--- GIVEN INSTRUCTION ---
The records below must be duplicated exactly, character for character.

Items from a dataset
● ● ● ●

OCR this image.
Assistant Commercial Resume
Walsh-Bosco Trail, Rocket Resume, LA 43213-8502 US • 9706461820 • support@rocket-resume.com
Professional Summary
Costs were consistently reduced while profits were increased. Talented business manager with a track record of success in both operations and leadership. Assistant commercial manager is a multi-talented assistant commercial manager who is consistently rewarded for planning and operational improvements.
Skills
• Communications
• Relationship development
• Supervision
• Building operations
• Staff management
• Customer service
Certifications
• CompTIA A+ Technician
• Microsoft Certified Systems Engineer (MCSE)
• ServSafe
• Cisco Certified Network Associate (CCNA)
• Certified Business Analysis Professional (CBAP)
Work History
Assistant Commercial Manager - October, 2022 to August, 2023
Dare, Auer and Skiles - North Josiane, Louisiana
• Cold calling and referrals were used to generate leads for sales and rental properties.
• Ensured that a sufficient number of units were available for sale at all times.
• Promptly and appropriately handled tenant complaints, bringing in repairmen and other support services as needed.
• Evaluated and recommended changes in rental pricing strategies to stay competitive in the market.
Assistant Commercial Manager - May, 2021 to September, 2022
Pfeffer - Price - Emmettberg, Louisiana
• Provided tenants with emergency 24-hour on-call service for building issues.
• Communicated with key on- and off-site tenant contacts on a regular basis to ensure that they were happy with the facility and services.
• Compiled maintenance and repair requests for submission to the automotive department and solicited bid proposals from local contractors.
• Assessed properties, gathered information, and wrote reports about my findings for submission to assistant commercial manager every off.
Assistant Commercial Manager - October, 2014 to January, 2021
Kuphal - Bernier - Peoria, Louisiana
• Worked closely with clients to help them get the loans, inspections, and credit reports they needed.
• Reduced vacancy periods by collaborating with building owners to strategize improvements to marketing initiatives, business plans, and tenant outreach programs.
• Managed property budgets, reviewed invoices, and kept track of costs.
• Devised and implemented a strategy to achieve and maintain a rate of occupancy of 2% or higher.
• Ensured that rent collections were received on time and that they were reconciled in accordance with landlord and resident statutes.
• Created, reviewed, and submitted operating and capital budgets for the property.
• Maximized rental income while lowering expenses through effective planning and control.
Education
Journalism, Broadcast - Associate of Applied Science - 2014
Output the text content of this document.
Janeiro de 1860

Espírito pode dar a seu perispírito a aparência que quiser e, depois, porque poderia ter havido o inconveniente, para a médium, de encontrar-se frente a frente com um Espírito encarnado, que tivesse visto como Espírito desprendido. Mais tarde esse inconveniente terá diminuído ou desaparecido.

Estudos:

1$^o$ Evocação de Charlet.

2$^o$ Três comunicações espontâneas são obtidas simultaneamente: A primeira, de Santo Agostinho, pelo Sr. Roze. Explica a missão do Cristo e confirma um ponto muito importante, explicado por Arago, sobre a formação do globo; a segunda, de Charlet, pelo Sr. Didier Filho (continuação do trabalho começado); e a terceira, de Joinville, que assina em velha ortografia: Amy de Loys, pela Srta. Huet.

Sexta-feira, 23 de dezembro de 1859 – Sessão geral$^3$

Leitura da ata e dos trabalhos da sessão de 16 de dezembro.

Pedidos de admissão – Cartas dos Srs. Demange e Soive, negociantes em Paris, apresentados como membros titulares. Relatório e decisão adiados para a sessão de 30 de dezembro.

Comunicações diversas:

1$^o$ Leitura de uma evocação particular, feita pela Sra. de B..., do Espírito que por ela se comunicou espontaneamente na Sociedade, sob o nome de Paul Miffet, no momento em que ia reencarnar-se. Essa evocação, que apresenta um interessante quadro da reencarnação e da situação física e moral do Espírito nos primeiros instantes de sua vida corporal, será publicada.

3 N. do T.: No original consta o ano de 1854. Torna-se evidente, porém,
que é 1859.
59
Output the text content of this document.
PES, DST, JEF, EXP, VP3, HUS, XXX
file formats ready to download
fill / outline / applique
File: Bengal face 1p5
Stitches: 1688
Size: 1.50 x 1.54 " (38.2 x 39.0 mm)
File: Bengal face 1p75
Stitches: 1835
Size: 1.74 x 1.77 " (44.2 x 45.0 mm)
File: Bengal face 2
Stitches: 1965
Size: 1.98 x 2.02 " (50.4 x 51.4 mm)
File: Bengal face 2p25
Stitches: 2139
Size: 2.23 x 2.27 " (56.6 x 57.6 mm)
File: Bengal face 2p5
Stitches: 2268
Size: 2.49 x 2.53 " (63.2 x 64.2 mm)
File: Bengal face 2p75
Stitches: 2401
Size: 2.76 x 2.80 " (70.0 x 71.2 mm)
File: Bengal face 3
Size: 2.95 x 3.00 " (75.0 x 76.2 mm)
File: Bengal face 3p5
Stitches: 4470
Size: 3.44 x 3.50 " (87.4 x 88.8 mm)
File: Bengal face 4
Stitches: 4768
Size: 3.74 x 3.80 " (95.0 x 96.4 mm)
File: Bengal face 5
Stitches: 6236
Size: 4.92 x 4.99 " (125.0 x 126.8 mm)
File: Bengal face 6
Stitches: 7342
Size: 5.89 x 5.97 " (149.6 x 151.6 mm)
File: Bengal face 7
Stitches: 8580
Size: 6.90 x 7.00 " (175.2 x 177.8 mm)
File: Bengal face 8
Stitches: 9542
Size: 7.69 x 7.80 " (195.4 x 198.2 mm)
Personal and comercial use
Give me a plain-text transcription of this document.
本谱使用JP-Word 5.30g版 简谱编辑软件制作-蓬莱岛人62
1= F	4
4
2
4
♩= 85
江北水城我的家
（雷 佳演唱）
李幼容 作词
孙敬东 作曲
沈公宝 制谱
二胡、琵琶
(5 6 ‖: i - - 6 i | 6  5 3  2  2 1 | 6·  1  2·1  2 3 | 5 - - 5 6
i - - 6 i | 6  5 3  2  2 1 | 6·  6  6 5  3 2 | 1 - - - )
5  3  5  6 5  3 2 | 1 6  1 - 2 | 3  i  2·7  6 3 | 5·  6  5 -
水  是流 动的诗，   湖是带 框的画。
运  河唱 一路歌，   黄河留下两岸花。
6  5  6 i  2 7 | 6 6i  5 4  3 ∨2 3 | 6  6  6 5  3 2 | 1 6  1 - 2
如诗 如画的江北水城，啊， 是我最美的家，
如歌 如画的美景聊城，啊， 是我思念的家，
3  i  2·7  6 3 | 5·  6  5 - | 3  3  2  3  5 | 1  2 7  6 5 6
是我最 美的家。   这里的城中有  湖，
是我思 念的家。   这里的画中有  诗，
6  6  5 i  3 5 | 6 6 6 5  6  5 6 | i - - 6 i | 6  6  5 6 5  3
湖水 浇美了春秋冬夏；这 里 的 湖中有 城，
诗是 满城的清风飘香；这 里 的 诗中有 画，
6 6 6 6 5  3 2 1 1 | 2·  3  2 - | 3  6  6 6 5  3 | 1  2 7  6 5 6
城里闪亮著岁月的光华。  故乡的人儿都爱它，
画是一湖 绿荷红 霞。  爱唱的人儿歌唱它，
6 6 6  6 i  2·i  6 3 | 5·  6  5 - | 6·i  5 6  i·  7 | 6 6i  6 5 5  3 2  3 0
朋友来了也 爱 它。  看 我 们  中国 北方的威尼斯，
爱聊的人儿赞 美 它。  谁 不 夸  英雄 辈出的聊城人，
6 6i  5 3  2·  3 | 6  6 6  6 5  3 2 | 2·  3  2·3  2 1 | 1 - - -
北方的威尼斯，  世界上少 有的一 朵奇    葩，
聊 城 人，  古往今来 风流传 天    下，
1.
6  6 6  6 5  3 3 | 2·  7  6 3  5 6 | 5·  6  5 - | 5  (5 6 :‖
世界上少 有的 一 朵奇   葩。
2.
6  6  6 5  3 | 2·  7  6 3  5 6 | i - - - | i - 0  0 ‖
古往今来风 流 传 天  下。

● ● ● ●

--- WRITTEN SOLUTION ---
OCR this image.
Assistant Commercial Resume
Walsh-Bosco Trail, Rocket Resume, LA 43213-8502 US • 9706461820 • support@rocket-resume.com
Professional Summary
Costs were consistently reduced while profits were increased. Talented business manager with a track record of success in both operations and leadership. Assistant commercial manager is a multi-talented assistant commercial manager who is consistently rewarded for planning and operational improvements.
Skills
• Communications
• Relationship development
• Supervision
• Building operations
• Staff management
• Customer service
Certifications
• CompTIA A+ Technician
• Microsoft Certified Systems Engineer (MCSE)
• ServSafe
• Cisco Certified Network Associate (CCNA)
• Certified Business Analysis Professional (CBAP)
Work History
Assistant Commercial Manager - October, 2022 to August, 2023
Dare, Auer and Skiles - North Josiane, Louisiana
• Cold calling and referrals were used to generate leads for sales and rental properties.
• Ensured that a sufficient number of units were available for sale at all times.
• Promptly and appropriately handled tenant complaints, bringing in repairmen and other support services as needed.
• Evaluated and recommended changes in rental pricing strategies to stay competitive in the market.
Assistant Commercial Manager - May, 2021 to September, 2022
Pfeffer - Price - Emmettberg, Louisiana
• Provided tenants with emergency 24-hour on-call service for building issues.
• Communicated with key on- and off-site tenant contacts on a regular basis to ensure that they were happy with the facility and services.
• Compiled maintenance and repair requests for submission to the automotive department and solicited bid proposals from local contractors.
• Assessed properties, gathered information, and wrote reports about my findings for submission to assistant commercial manager every off.
Assistant Commercial Manager - October, 2014 to January, 2021
Kuphal - Bernier - Peoria, Louisiana
• Worked closely with clients to help them get the loans, inspections, and credit reports they needed.
• Reduced vacancy periods by collaborating with building owners to strategize improvements to marketing initiatives, business plans, and tenant outreach programs.
• Managed property budgets, reviewed invoices, and kept track of costs.
• Devised and implemented a strategy to achieve and maintain a rate of occupancy of 2% or higher.
• Ensured that rent collections were received on time and that they were reconciled in accordance with landlord and resident statutes.
• Created, reviewed, and submitted operating and capital budgets for the property.
• Maximized rental income while lowering expenses through effective planning and control.
Education
Journalism, Broadcast - Associate of Applied Science - 2014
Output the text content of this document.
Janeiro de 1860

Espírito pode dar a seu perispírito a aparência que quiser e, depois, porque poderia ter havido o inconveniente, para a médium, de encontrar-se frente a frente com um Espírito encarnado, que tivesse visto como Espírito desprendido. Mais tarde esse inconveniente terá diminuído ou desaparecido.

Estudos:

1$^o$ Evocação de Charlet.

2$^o$ Três comunicações espontâneas são obtidas simultaneamente: A primeira, de Santo Agostinho, pelo Sr. Roze. Explica a missão do Cristo e confirma um ponto muito importante, explicado por Arago, sobre a formação do globo; a segunda, de Charlet, pelo Sr. Didier Filho (continuação do trabalho começado); e a terceira, de Joinville, que assina em velha ortografia: Amy de Loys, pela Srta. Huet.

Sexta-feira, 23 de dezembro de 1859 – Sessão geral$^3$

Leitura da ata e dos trabalhos da sessão de 16 de dezembro.

Pedidos de admissão – Cartas dos Srs. Demange e Soive, negociantes em Paris, apresentados como membros titulares. Relatório e decisão adiados para a sessão de 30 de dezembro.

Comunicações diversas:

1$^o$ Leitura de uma evocação particular, feita pela Sra. de B..., do Espírito que por ela se comunicou espontaneamente na Sociedade, sob o nome de Paul Miffet, no momento em que ia reencarnar-se. Essa evocação, que apresenta um interessante quadro da reencarnação e da situação física e moral do Espírito nos primeiros instantes de sua vida corporal, será publicada.

3 N. do T.: No original consta o ano de 1854. Torna-se evidente, porém,
que é 1859.
59
Output the text content of this document.
PES, DST, JEF, EXP, VP3, HUS, XXX
file formats ready to download
fill / outline / applique
File: Bengal face 1p5
Stitches: 1688
Size: 1.50 x 1.54 " (38.2 x 39.0 mm)
File: Bengal face 1p75
Stitches: 1835
Size: 1.74 x 1.77 " (44.2 x 45.0 mm)
File: Bengal face 2
Stitches: 1965
Size: 1.98 x 2.02 " (50.4 x 51.4 mm)
File: Bengal face 2p25
Stitches: 2139
Size: 2.23 x 2.27 " (56.6 x 57.6 mm)
File: Bengal face 2p5
Stitches: 2268
Size: 2.49 x 2.53 " (63.2 x 64.2 mm)
File: Bengal face 2p75
Stitches: 2401
Size: 2.76 x 2.80 " (70.0 x 71.2 mm)
File: Bengal face 3
Size: 2.95 x 3.00 " (75.0 x 76.2 mm)
File: Bengal face 3p5
Stitches: 4470
Size: 3.44 x 3.50 " (87.4 x 88.8 mm)
File: Bengal face 4
Stitches: 4768
Size: 3.74 x 3.80 " (95.0 x 96.4 mm)
File: Bengal face 5
Stitches: 6236
Size: 4.92 x 4.99 " (125.0 x 126.8 mm)
File: Bengal face 6
Stitches: 7342
Size: 5.89 x 5.97 " (149.6 x 151.6 mm)
File: Bengal face 7
Stitches: 8580
Size: 6.90 x 7.00 " (175.2 x 177.8 mm)
File: Bengal face 8
Stitches: 9542
Size: 7.69 x 7.80 " (195.4 x 198.2 mm)
Personal and comercial use
Give me a plain-text transcription of this document.
本谱使用JP-Word 5.30g版 简谱编辑软件制作-蓬莱岛人62
1= F	4
4
2
4
♩= 85
江北水城我的家
（雷 佳演唱）
李幼容 作词
孙敬东 作曲
沈公宝 制谱
二胡、琵琶
(5 6 ‖: i - - 6 i | 6  5 3  2  2 1 | 6·  1  2·1  2 3 | 5 - - 5 6
i - - 6 i | 6  5 3  2  2 1 | 6·  6  6 5  3 2 | 1 - - - )
5  3  5  6 5  3 2 | 1 6  1 - 2 | 3  i  2·7  6 3 | 5·  6  5 -
水  是流 动的诗，   湖是带 框的画。
运  河唱 一路歌，   黄河留下两岸花。
6  5  6 i  2 7 | 6 6i  5 4  3 ∨2 3 | 6  6  6 5  3 2 | 1 6  1 - 2
如诗 如画的江北水城，啊， 是我最美的家，
如歌 如画的美景聊城，啊， 是我思念的家，
3  i  2·7  6 3 | 5·  6  5 - | 3  3  2  3  5 | 1  2 7  6 5 6
是我最 美的家。   这里的城中有  湖，
是我思 念的家。   这里的画中有  诗，
6  6  5 i  3 5 | 6 6 6 5  6  5 6 | i - - 6 i | 6  6  5 6 5  3
湖水 浇美了春秋冬夏；这 里 的 湖中有 城，
诗是 满城的清风飘香；这 里 的 诗中有 画，
6 6 6 6 5  3 2 1 1 | 2·  3  2 - | 3  6  6 6 5  3 | 1  2 7  6 5 6
城里闪亮著岁月的光华。  故乡的人儿都爱它，
画是一湖 绿荷红 霞。  爱唱的人儿歌唱它，
6 6 6  6 i  2·i  6 3 | 5·  6  5 - | 6·i  5 6  i·  7 | 6 6i  6 5 5  3 2  3 0
朋友来了也 爱 它。  看 我 们  中国 北方的威尼斯，
爱聊的人儿赞 美 它。  谁 不 夸  英雄 辈出的聊城人，
6 6i  5 3  2·  3 | 6  6 6  6 5  3 2 | 2·  3  2·3  2 1 | 1 - - -
北方的威尼斯，  世界上少 有的一 朵奇    葩，
聊 城 人，  古往今来 风流传 天    下，
1.
6  6 6  6 5  3 3 | 2·  7  6 3  5 6 | 5·  6  5 - | 5  (5 6 :‖
世界上少 有的 一 朵奇   葩。
2.
6  6  6 5  3 | 2·  7  6 3  5 6 | i - - - | i - 0  0 ‖
古往今来风 流 传 天  下。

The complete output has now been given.